Extracted records:
────────────────────────────────────────
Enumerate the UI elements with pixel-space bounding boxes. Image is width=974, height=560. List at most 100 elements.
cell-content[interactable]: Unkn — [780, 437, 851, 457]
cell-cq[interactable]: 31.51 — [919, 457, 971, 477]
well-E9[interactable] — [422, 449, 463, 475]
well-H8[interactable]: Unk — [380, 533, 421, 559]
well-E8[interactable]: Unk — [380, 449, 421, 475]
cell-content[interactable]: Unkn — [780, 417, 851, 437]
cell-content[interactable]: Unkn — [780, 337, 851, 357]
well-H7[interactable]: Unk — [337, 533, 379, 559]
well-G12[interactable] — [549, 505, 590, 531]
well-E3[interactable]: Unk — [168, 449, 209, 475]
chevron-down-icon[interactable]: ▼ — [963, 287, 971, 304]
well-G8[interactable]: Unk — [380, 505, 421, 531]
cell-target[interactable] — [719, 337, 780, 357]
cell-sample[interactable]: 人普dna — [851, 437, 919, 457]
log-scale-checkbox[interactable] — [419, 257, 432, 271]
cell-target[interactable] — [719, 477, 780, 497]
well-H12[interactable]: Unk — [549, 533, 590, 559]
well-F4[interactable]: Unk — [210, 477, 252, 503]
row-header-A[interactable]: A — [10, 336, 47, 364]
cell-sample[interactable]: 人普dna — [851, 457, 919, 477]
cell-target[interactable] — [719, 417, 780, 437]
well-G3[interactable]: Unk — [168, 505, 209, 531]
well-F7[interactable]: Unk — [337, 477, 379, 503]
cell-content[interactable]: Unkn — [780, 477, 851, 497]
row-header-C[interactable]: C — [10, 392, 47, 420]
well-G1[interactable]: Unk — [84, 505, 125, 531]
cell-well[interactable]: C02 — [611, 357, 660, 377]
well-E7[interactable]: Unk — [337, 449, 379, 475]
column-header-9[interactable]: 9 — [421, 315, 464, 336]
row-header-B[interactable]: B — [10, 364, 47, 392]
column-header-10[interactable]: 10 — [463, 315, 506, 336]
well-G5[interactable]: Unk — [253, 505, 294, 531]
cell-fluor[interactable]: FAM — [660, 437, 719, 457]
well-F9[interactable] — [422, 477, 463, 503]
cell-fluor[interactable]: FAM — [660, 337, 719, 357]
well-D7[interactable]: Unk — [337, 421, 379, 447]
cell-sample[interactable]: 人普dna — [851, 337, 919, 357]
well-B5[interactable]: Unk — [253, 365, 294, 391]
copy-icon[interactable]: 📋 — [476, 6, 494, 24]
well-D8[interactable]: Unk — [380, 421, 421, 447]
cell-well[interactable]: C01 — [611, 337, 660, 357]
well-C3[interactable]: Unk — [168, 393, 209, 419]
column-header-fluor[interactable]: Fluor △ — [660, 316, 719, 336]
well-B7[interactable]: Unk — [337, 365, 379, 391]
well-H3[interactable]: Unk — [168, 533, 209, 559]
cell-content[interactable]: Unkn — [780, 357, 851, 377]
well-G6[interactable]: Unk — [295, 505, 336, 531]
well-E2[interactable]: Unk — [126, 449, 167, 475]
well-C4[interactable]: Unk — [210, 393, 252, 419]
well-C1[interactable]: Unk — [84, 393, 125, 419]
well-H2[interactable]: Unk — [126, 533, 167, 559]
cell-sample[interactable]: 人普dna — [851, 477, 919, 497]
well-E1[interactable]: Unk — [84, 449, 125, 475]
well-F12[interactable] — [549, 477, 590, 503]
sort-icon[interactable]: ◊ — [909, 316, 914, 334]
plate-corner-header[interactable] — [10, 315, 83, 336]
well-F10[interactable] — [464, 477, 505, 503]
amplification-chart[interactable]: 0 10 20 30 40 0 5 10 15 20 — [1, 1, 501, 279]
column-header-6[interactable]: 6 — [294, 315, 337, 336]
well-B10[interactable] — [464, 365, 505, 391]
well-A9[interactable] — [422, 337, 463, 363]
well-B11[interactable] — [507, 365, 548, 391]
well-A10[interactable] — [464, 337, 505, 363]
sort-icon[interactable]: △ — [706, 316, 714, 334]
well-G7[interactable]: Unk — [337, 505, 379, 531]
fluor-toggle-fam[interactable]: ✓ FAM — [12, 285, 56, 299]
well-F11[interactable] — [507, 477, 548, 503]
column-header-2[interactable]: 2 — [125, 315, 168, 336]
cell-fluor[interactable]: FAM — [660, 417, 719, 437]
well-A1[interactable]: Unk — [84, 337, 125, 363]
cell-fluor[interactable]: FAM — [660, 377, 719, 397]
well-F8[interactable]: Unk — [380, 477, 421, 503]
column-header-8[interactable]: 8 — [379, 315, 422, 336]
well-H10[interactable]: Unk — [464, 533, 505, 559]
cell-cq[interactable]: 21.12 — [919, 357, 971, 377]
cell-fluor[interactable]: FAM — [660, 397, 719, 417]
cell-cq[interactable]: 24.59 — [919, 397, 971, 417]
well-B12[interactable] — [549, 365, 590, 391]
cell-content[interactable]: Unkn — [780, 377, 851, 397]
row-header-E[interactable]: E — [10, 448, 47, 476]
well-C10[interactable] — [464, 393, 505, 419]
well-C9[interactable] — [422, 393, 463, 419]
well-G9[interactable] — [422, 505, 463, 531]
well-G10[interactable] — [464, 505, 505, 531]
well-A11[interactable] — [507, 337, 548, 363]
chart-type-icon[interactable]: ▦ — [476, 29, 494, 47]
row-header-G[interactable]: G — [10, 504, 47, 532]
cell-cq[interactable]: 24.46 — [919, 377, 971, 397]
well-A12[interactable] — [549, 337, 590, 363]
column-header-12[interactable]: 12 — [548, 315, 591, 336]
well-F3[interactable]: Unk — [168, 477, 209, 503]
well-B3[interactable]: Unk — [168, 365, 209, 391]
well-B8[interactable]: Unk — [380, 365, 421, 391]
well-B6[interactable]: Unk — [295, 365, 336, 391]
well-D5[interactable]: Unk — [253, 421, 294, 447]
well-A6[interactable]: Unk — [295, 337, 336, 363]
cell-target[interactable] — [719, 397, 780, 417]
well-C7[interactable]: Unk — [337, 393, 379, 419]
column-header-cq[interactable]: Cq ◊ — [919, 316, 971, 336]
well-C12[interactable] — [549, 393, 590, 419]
────────────────────────────────────────
- [Exercise task]:
Write out the listing above, starting from its first line and continuing through the line containing "cell-cq[interactable]: 31.51 —", with that line included. Copy each line without changes.

- [Solution below]:
Enumerate the UI elements with pixel-space bounding boxes. Image is width=974, height=560. List at most 100 elements.
cell-content[interactable]: Unkn — [780, 437, 851, 457]
cell-cq[interactable]: 31.51 — [919, 457, 971, 477]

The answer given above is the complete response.